Check every line below for the word "JSON" and copy the ones that have it.

═════ Task inputs

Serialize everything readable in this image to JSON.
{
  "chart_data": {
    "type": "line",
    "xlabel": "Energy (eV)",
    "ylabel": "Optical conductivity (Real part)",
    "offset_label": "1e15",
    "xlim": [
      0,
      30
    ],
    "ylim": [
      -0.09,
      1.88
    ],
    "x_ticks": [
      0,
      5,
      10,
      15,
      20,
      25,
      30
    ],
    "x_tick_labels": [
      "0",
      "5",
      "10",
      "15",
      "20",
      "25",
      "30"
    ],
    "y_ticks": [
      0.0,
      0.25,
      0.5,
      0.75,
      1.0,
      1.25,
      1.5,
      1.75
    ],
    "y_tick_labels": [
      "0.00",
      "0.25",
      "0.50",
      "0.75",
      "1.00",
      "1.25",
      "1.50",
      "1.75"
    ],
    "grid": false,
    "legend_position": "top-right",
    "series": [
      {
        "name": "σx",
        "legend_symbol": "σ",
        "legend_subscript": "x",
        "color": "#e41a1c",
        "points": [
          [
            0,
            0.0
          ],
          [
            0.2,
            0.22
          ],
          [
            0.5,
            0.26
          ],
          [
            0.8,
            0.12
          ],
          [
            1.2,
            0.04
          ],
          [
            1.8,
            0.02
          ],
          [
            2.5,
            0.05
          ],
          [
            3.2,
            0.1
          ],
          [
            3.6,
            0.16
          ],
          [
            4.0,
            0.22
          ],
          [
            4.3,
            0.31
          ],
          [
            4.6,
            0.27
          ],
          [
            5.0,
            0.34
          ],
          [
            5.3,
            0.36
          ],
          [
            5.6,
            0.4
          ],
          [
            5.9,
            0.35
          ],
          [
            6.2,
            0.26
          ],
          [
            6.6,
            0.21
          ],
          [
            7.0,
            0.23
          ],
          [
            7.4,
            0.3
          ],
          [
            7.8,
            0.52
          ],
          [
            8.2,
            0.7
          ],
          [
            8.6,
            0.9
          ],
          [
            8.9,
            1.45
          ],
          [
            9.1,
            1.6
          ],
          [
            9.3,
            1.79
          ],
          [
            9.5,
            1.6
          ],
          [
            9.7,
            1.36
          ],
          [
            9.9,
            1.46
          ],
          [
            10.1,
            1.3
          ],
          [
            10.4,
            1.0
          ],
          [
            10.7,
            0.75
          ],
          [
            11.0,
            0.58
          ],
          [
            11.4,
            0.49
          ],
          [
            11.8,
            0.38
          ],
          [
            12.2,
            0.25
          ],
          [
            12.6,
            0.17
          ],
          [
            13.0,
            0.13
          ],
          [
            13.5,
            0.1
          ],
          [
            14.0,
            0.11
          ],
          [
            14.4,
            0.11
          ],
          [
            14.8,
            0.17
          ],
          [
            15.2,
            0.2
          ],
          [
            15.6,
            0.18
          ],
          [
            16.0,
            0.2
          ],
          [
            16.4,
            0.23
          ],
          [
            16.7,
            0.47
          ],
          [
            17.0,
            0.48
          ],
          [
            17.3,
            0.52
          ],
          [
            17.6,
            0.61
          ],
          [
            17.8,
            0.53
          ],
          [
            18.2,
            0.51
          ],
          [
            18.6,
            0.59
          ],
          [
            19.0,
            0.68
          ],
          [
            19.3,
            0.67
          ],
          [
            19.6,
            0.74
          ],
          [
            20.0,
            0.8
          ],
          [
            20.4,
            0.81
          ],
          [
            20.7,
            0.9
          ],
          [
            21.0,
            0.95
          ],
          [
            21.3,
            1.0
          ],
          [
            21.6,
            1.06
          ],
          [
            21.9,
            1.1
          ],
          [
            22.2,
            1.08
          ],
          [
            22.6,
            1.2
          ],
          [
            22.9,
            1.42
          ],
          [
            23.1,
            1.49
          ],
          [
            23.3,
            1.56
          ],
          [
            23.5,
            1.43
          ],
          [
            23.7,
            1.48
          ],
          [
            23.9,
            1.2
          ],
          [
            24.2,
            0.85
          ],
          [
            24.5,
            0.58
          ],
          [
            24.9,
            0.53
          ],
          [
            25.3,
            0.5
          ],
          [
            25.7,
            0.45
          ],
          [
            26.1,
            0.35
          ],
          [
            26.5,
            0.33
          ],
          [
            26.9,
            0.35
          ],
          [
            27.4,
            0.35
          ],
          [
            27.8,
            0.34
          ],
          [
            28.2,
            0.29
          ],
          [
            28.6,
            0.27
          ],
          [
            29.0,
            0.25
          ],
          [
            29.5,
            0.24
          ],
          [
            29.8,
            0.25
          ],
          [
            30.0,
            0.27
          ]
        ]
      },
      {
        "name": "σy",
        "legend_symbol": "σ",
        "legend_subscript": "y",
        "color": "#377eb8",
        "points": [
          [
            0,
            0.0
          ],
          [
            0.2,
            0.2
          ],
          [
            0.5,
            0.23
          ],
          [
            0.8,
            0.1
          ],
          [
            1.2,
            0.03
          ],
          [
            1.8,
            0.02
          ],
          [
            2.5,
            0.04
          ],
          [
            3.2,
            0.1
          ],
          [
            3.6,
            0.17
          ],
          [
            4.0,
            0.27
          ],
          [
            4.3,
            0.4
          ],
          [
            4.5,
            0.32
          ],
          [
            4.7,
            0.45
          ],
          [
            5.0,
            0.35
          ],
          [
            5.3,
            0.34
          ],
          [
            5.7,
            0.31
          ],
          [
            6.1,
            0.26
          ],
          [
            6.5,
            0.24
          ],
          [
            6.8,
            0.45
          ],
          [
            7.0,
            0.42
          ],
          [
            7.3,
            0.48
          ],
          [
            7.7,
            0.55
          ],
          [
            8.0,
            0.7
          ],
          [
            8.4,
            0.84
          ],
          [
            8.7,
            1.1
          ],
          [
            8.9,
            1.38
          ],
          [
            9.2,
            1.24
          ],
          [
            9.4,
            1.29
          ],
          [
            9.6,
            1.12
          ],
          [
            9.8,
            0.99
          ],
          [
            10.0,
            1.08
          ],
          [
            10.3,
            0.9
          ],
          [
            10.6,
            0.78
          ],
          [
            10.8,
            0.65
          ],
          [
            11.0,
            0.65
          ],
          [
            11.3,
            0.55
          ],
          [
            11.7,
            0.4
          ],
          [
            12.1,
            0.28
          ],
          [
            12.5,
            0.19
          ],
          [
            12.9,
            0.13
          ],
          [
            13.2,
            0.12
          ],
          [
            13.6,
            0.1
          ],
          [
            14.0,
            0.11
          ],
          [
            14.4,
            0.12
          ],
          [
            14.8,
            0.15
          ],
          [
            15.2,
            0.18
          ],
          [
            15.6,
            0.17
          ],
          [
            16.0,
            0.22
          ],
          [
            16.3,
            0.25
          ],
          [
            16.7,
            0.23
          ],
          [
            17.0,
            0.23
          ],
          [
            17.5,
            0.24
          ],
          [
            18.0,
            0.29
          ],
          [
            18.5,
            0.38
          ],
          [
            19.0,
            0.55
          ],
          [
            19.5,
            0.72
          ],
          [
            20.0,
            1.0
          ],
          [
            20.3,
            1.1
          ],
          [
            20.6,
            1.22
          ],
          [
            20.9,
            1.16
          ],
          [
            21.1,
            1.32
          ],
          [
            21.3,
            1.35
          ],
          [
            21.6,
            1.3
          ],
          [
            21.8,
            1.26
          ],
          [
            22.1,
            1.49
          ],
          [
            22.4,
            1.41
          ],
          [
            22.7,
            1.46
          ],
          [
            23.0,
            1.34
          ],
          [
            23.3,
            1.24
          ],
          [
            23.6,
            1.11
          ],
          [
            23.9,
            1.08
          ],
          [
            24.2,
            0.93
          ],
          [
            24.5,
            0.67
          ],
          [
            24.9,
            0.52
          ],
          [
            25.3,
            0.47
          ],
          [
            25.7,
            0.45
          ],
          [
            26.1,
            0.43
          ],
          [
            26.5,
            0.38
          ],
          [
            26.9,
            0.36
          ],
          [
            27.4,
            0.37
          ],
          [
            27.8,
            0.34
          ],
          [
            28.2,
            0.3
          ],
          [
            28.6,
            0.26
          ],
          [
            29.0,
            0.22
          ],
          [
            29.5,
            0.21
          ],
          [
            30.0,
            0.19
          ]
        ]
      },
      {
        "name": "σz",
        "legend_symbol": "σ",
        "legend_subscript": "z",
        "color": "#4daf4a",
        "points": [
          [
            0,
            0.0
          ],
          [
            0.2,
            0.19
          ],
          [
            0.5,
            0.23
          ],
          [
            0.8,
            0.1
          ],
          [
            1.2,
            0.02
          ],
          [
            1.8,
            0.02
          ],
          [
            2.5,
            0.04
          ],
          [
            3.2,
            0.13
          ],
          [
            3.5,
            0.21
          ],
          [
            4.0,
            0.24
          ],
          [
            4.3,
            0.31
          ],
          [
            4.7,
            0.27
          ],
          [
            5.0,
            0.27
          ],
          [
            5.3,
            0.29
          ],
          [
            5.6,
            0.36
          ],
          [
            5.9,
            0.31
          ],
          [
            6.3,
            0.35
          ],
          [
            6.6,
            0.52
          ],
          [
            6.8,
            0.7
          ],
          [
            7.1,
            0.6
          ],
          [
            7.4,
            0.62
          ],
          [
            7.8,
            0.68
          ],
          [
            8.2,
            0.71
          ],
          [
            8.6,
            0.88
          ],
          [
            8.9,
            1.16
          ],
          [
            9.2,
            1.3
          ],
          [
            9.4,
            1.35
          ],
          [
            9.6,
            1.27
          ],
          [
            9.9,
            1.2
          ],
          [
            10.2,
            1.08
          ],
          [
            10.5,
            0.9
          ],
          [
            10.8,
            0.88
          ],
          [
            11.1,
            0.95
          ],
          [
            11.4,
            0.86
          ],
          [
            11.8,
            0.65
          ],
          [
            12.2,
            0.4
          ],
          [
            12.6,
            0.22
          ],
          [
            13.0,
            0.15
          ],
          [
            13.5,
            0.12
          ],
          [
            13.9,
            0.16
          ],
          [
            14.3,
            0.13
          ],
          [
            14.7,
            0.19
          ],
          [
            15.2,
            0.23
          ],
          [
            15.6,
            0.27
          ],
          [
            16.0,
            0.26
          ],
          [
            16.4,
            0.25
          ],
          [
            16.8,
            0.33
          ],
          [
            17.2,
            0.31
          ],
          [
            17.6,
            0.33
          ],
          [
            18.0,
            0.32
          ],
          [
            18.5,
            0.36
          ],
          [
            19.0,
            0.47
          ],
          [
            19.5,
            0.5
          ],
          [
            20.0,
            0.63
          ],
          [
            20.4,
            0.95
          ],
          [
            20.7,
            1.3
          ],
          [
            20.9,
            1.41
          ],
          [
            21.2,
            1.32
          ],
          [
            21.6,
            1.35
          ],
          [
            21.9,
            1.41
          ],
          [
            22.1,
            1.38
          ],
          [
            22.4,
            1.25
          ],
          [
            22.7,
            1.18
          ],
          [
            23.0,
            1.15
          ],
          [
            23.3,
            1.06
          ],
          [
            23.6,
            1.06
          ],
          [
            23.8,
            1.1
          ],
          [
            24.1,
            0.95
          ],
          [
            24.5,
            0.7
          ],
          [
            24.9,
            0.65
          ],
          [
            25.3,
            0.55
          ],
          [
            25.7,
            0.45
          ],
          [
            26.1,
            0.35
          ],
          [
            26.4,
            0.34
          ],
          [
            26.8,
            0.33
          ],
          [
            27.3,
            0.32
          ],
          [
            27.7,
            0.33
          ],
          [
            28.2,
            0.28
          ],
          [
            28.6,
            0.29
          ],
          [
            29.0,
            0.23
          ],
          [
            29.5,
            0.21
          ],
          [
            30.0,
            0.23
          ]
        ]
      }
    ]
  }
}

══════════
═════ Task inputs

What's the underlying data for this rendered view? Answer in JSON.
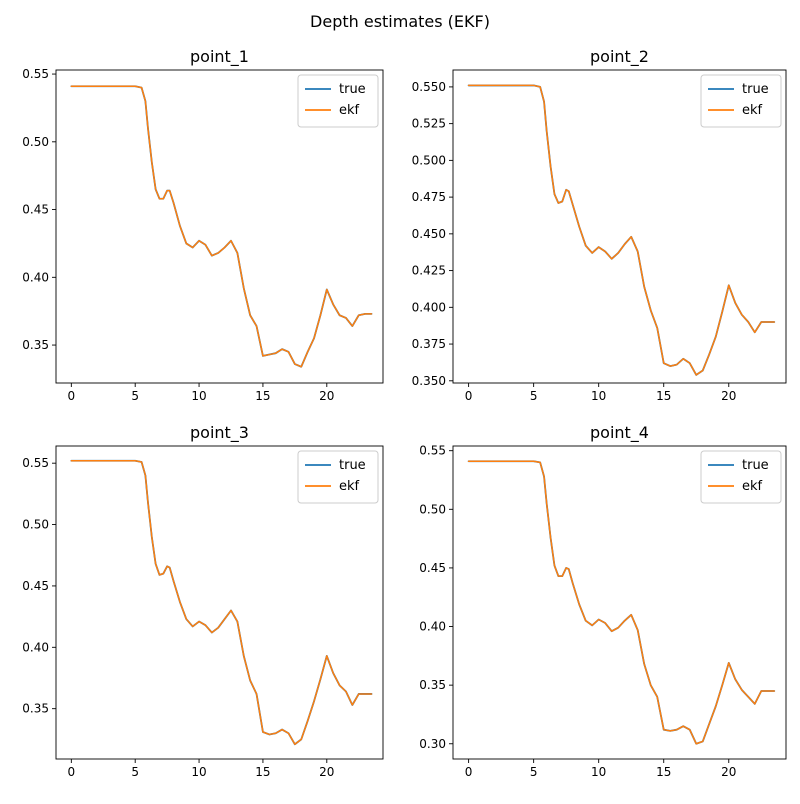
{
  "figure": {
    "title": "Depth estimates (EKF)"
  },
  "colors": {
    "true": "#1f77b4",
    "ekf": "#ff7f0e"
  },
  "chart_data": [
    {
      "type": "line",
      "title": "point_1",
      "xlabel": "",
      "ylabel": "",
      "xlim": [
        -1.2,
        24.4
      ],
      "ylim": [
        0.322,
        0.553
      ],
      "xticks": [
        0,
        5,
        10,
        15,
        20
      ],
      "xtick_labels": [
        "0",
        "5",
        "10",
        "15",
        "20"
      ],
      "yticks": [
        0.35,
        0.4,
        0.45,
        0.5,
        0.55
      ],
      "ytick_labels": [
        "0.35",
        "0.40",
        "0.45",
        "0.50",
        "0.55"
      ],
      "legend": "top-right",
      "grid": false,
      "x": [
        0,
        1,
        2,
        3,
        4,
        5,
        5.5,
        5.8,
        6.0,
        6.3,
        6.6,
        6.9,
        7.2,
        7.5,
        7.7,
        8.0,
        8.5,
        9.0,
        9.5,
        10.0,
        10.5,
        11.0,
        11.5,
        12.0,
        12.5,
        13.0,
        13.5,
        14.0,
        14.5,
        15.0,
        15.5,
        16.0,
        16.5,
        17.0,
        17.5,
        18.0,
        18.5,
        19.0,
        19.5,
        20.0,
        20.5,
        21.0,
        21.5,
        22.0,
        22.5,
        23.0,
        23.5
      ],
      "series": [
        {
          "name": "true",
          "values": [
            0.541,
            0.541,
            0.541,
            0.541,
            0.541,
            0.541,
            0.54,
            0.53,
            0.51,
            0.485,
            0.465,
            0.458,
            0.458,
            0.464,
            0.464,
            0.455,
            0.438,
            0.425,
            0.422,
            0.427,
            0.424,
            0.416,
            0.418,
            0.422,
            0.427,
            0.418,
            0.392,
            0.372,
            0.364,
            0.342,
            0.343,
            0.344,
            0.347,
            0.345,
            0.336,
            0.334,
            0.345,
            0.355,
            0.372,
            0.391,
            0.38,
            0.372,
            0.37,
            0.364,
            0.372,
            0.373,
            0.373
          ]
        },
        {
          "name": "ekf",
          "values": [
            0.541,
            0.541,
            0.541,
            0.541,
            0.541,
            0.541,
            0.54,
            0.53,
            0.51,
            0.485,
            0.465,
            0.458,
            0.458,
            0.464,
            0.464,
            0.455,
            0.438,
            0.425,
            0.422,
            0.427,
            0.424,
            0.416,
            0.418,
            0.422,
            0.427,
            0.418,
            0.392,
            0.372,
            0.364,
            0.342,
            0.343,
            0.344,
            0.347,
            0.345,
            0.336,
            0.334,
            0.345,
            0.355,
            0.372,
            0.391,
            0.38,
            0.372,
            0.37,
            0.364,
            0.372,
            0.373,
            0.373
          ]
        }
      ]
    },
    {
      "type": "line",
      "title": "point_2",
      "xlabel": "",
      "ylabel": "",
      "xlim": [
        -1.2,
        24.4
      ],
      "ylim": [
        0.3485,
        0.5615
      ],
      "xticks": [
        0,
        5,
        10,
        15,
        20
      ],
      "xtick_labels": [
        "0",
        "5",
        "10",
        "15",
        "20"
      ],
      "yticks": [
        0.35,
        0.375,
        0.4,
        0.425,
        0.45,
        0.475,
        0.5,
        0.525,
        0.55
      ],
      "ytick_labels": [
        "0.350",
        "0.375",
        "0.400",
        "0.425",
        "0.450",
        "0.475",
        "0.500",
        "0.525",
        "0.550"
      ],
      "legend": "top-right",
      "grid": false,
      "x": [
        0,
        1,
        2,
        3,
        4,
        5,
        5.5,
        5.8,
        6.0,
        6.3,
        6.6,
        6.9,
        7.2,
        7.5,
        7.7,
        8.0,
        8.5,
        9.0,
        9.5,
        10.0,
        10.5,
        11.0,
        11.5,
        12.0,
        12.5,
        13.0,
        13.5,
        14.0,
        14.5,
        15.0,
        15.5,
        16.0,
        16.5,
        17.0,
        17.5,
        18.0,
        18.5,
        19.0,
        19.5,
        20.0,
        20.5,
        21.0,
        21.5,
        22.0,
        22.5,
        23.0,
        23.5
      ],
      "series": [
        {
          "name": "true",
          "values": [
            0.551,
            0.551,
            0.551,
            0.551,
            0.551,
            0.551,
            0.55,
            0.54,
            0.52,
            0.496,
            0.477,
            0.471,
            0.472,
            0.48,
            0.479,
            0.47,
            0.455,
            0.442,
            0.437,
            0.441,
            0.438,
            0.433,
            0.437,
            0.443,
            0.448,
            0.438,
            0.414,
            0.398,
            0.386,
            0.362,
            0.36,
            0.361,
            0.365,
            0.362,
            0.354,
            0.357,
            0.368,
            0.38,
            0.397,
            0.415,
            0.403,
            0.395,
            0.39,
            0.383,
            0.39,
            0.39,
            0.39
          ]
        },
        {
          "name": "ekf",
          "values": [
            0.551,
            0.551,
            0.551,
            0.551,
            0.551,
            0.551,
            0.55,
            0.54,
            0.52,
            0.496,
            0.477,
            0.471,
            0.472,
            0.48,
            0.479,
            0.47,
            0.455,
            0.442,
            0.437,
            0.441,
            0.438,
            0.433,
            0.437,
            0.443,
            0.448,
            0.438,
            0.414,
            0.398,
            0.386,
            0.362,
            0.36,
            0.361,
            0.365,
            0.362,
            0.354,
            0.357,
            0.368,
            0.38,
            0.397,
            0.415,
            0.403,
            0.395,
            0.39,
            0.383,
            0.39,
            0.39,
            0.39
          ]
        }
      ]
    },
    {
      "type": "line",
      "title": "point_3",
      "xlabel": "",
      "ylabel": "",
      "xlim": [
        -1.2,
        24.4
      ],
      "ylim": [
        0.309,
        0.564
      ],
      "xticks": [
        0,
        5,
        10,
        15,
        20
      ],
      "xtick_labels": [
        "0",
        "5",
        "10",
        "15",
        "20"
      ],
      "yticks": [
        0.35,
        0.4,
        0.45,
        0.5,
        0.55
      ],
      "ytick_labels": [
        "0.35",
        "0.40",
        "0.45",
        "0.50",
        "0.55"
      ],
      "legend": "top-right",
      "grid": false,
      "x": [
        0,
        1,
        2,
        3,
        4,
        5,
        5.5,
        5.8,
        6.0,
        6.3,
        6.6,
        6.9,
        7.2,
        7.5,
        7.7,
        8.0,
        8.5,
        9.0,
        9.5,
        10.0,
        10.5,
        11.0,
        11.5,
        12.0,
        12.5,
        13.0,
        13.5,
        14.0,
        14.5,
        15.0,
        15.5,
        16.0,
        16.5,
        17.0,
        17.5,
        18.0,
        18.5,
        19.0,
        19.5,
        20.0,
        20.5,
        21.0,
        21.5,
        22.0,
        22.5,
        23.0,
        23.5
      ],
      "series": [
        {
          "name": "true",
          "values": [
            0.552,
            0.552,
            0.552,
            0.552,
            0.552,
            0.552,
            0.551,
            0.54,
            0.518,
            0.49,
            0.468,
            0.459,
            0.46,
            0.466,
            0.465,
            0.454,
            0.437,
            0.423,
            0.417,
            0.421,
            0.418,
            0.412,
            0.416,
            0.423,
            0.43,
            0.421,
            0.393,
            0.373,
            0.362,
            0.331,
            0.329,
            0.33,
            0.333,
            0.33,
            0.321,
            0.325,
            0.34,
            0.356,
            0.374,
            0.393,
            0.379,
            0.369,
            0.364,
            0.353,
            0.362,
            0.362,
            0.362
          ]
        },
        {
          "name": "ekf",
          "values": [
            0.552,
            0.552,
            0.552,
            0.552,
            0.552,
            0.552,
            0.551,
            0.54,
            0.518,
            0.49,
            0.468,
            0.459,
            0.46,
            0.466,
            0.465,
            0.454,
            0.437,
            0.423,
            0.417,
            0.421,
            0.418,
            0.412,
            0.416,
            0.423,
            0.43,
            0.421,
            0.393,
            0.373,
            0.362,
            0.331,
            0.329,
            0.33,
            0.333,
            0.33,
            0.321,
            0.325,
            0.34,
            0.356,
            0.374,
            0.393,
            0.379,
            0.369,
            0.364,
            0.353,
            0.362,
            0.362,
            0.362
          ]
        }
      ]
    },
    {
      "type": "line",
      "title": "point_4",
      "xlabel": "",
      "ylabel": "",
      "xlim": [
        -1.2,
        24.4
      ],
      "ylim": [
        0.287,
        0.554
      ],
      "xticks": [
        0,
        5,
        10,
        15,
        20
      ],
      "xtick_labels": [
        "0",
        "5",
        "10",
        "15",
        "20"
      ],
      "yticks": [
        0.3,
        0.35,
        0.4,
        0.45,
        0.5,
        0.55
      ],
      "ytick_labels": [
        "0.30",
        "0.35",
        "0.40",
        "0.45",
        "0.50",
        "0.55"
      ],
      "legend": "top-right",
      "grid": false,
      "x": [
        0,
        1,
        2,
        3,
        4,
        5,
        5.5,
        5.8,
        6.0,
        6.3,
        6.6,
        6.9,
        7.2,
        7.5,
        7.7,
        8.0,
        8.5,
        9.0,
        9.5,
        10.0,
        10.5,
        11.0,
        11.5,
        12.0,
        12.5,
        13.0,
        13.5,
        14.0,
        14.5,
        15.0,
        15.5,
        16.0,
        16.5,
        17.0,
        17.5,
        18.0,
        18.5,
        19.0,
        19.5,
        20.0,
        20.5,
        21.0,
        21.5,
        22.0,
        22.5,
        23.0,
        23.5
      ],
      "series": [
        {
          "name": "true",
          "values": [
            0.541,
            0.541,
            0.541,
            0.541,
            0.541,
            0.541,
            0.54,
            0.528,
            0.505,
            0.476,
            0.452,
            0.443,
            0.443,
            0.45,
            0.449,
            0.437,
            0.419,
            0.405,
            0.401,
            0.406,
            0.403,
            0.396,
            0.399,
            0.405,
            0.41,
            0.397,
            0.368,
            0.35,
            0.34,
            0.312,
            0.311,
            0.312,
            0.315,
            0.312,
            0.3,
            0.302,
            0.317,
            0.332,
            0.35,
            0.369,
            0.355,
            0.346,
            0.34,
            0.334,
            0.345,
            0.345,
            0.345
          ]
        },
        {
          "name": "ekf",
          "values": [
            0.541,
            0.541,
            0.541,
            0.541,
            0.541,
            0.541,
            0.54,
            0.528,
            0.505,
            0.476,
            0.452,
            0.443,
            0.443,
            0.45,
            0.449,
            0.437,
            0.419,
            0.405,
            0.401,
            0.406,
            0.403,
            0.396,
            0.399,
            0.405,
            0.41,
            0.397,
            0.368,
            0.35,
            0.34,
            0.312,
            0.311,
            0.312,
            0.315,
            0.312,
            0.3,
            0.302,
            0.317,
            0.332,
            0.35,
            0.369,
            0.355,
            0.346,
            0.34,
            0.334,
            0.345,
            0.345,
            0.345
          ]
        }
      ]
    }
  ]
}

══════════

Written reply:
Serialize everything readable in this image to JSON.
What's the underlying data for this rendered view? Answer in JSON.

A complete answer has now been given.